His diplomatic skills were tested when ‘Mr Fretz’, the former Commandeur of Point de Galle Fort asked for Macquarie’s personal intercession with the British commander-in-chief in Colombo, General Stuart, on a very personal matter pertaining to the eldest Fretz daughter.
Anna Diederica was unhappily married to Pieter Van Spall, son of Cochin’s Governor. She needed a divorce settlement, and this required agreement of the British commander-in-chief. Macquarie wrote to Fretz:
General Stuart… has been able to allow your own Civil Court of Justice to take Cognizance of your Daughter’s present very unpleasant and unhappy situation with her husband Mr Van Spall [sic] and I trust an eternal separation.
It seems likely Macquarie was indicating that the British administration would have no objections to the matter being handled under Roman-Dutch law, which, still applies in matters of inheritance in Sri Lanka.
Diedrich Fretz and Lachlan Macquarie, on opposite sides in the surrender of Point de Galle were both required to act in delicate diplomatic situations.
In a thank-you letter before he returned to Colombo, Macquarie wrote to Fretz:
I consider myself peculiarly fortunate in having gained and Secured the friendship of so very respectable a character as yourself.

● DATA BLOCK:
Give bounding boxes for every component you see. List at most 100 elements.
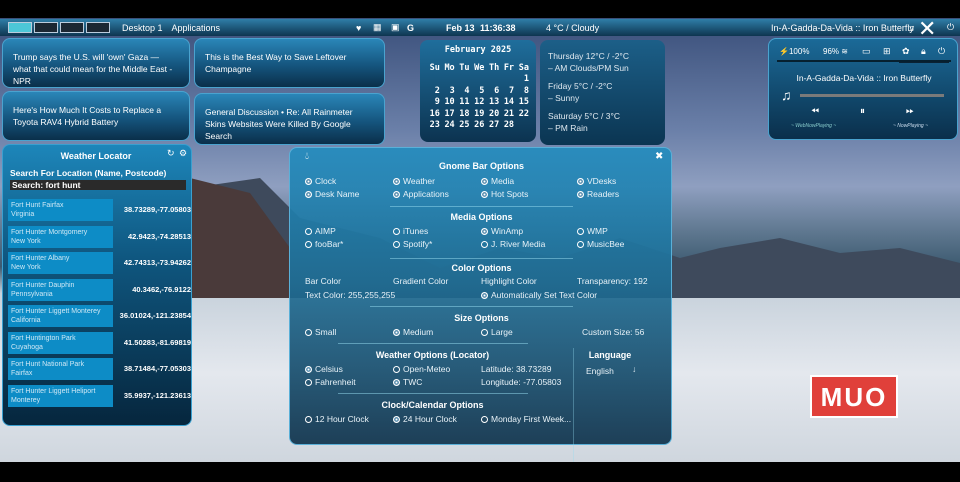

● TO DO:
1 - From the passage on Macquarie and Fretz, extract the text between "Diedrich Fretz and" and "delicate diplomatic situations.", inclusive.
2 - Render this sentence from the passage on Macquarie and Fretz in Spanish: "She needed a divorce settlement, and this required agreement of the British commander-in-chief."
3 - Write what comes next in the passage on Macquarie and Fretz, picking up after its final sentence.

● FINAL ANSWERS:
1 -
Diedrich Fretz and Lachlan Macquarie, on opposite sides in the surrender of Point de Galle were both required to act in delicate diplomatic situations.

2 - Necesitaba un acuerdo de divorcio, y esto requería el consentimiento del comandante en jefe británico.

3 -
His gratitude, perhaps relief, at the practical and courteous dealing of Fretz in Galle, assisted matters; Macquarie to Major Patrick Alexander Agnew, on February 1796:
The inhabitants of Galle are a quiet, peaceable Sort of People and agree with the troops extremely well.
Galle, now a popular tourist destination, UN Heritage site, with inhabitants indeed a ‘quiet, peaceable sort of people’ is one of the top tourist destinations. Bridal parties pose for pictures on the ramparts and at night the sea is shining pewter, strung with jewel lights shimmering across the water, from the fishing boats out at sea. Many of the old Dutch trading houses are now luxurious B&Bs.
Macquarie moved on to yet another, somewhat larger island where he dealt with the rebellious Rum Corps, recalcitrant convicts and unhappy settlers and staked out a land claim to lay the foundations of the merino sheep industry.
It seems a shame that Macquarie’s record, outstanding in its time, should be brought down, judged by the mores of a much later age.